Stored records
######
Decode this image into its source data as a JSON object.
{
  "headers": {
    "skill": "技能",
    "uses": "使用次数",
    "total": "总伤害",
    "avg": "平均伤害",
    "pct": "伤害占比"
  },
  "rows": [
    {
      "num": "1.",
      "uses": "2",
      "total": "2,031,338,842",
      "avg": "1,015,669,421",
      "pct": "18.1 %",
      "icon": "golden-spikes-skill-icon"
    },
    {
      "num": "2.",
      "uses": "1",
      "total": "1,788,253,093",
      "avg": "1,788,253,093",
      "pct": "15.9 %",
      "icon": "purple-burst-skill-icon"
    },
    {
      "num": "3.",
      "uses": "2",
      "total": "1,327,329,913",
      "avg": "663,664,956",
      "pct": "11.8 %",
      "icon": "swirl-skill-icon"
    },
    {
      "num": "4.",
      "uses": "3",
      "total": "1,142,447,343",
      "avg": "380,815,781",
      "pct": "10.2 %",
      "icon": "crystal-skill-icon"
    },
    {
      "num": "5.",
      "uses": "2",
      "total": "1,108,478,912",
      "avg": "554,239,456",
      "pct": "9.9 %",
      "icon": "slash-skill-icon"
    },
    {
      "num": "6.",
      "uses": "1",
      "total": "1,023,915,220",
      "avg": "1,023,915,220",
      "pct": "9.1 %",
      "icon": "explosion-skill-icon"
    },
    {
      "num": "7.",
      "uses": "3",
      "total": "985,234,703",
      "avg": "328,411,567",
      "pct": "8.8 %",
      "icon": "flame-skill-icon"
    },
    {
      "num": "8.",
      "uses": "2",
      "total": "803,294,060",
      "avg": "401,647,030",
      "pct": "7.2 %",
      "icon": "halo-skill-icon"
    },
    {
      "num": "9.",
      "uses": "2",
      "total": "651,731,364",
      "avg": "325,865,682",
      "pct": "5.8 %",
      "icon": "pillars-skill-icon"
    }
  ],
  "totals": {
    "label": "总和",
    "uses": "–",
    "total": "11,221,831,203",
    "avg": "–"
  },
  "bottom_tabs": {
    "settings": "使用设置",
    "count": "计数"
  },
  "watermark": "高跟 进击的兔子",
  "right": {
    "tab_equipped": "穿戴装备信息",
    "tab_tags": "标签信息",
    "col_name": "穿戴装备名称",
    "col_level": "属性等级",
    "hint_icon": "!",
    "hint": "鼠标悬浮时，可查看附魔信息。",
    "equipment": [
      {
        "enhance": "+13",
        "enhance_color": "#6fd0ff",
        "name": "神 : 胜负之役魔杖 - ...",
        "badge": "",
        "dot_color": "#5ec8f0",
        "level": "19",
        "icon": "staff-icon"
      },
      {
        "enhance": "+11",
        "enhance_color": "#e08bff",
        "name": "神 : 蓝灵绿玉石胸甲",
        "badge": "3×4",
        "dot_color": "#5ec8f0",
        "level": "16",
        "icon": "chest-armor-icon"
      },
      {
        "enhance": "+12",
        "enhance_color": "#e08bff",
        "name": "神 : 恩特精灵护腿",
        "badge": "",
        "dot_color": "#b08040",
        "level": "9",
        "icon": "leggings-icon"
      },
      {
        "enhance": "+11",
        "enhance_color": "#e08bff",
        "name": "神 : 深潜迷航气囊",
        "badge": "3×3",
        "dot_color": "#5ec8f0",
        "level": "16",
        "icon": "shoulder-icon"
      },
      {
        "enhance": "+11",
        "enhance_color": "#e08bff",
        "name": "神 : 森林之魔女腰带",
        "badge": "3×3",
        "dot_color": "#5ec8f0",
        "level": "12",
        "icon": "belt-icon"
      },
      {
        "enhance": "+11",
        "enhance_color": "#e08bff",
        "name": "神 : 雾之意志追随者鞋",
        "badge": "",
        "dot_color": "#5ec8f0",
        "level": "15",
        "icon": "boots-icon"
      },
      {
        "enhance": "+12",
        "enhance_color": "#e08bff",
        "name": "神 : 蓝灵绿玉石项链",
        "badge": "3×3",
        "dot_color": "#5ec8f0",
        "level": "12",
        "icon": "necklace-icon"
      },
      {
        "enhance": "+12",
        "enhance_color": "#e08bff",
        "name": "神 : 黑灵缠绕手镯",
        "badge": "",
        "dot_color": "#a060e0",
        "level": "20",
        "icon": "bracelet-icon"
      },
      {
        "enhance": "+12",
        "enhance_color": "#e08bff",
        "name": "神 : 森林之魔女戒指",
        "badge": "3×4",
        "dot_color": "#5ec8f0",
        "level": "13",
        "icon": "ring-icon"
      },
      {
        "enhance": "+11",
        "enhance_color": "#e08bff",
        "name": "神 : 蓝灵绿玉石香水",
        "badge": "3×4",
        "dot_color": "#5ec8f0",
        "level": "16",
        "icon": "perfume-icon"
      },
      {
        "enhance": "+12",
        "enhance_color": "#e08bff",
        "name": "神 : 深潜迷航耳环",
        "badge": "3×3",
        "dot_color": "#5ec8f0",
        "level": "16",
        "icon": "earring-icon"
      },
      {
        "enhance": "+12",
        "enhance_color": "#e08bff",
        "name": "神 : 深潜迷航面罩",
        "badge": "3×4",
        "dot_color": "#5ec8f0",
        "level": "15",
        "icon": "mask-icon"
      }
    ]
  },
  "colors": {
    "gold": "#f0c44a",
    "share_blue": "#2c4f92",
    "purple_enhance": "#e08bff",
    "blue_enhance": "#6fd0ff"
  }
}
######
Restate the data above word for word.

Decode this image into its source data as a JSON object.
{
  "headers": {
    "skill": "技能",
    "uses": "使用次数",
    "total": "总伤害",
    "avg": "平均伤害",
    "pct": "伤害占比"
  },
  "rows": [
    {
      "num": "1.",
      "uses": "2",
      "total": "2,031,338,842",
      "avg": "1,015,669,421",
      "pct": "18.1 %",
      "icon": "golden-spikes-skill-icon"
    },
    {
      "num": "2.",
      "uses": "1",
      "total": "1,788,253,093",
      "avg": "1,788,253,093",
      "pct": "15.9 %",
      "icon": "purple-burst-skill-icon"
    },
    {
      "num": "3.",
      "uses": "2",
      "total": "1,327,329,913",
      "avg": "663,664,956",
      "pct": "11.8 %",
      "icon": "swirl-skill-icon"
    },
    {
      "num": "4.",
      "uses": "3",
      "total": "1,142,447,343",
      "avg": "380,815,781",
      "pct": "10.2 %",
      "icon": "crystal-skill-icon"
    },
    {
      "num": "5.",
      "uses": "2",
      "total": "1,108,478,912",
      "avg": "554,239,456",
      "pct": "9.9 %",
      "icon": "slash-skill-icon"
    },
    {
      "num": "6.",
      "uses": "1",
      "total": "1,023,915,220",
      "avg": "1,023,915,220",
      "pct": "9.1 %",
      "icon": "explosion-skill-icon"
    },
    {
      "num": "7.",
      "uses": "3",
      "total": "985,234,703",
      "avg": "328,411,567",
      "pct": "8.8 %",
      "icon": "flame-skill-icon"
    },
    {
      "num": "8.",
      "uses": "2",
      "total": "803,294,060",
      "avg": "401,647,030",
      "pct": "7.2 %",
      "icon": "halo-skill-icon"
    },
    {
      "num": "9.",
      "uses": "2",
      "total": "651,731,364",
      "avg": "325,865,682",
      "pct": "5.8 %",
      "icon": "pillars-skill-icon"
    }
  ],
  "totals": {
    "label": "总和",
    "uses": "–",
    "total": "11,221,831,203",
    "avg": "–"
  },
  "bottom_tabs": {
    "settings": "使用设置",
    "count": "计数"
  },
  "watermark": "高跟 进击的兔子",
  "right": {
    "tab_equipped": "穿戴装备信息",
    "tab_tags": "标签信息",
    "col_name": "穿戴装备名称",
    "col_level": "属性等级",
    "hint_icon": "!",
    "hint": "鼠标悬浮时，可查看附魔信息。",
    "equipment": [
      {
        "enhance": "+13",
        "enhance_color": "#6fd0ff",
        "name": "神 : 胜负之役魔杖 - ...",
        "badge": "",
        "dot_color": "#5ec8f0",
        "level": "19",
        "icon": "staff-icon"
      },
      {
        "enhance": "+11",
        "enhance_color": "#e08bff",
        "name": "神 : 蓝灵绿玉石胸甲",
        "badge": "3×4",
        "dot_color": "#5ec8f0",
        "level": "16",
        "icon": "chest-armor-icon"
      },
      {
        "enhance": "+12",
        "enhance_color": "#e08bff",
        "name": "神 : 恩特精灵护腿",
        "badge": "",
        "dot_color": "#b08040",
        "level": "9",
        "icon": "leggings-icon"
      },
      {
        "enhance": "+11",
        "enhance_color": "#e08bff",
        "name": "神 : 深潜迷航气囊",
        "badge": "3×3",
        "dot_color": "#5ec8f0",
        "level": "16",
        "icon": "shoulder-icon"
      },
      {
        "enhance": "+11",
        "enhance_color": "#e08bff",
        "name": "神 : 森林之魔女腰带",
        "badge": "3×3",
        "dot_color": "#5ec8f0",
        "level": "12",
        "icon": "belt-icon"
      },
      {
        "enhance": "+11",
        "enhance_color": "#e08bff",
        "name": "神 : 雾之意志追随者鞋",
        "badge": "",
        "dot_color": "#5ec8f0",
        "level": "15",
        "icon": "boots-icon"
      },
      {
        "enhance": "+12",
        "enhance_color": "#e08bff",
        "name": "神 : 蓝灵绿玉石项链",
        "badge": "3×3",
        "dot_color": "#5ec8f0",
        "level": "12",
        "icon": "necklace-icon"
      },
      {
        "enhance": "+12",
        "enhance_color": "#e08bff",
        "name": "神 : 黑灵缠绕手镯",
        "badge": "",
        "dot_color": "#a060e0",
        "level": "20",
        "icon": "bracelet-icon"
      },
      {
        "enhance": "+12",
        "enhance_color": "#e08bff",
        "name": "神 : 森林之魔女戒指",
        "badge": "3×4",
        "dot_color": "#5ec8f0",
        "level": "13",
        "icon": "ring-icon"
      },
      {
        "enhance": "+11",
        "enhance_color": "#e08bff",
        "name": "神 : 蓝灵绿玉石香水",
        "badge": "3×4",
        "dot_color": "#5ec8f0",
        "level": "16",
        "icon": "perfume-icon"
      },
      {
        "enhance": "+12",
        "enhance_color": "#e08bff",
        "name": "神 : 深潜迷航耳环",
        "badge": "3×3",
        "dot_color": "#5ec8f0",
        "level": "16",
        "icon": "earring-icon"
      },
      {
        "enhance": "+12",
        "enhance_color": "#e08bff",
        "name": "神 : 深潜迷航面罩",
        "badge": "3×4",
        "dot_color": "#5ec8f0",
        "level": "15",
        "icon": "mask-icon"
      }
    ]
  },
  "colors": {
    "gold": "#f0c44a",
    "share_blue": "#2c4f92",
    "purple_enhance": "#e08bff",
    "blue_enhance": "#6fd0ff"
  }
}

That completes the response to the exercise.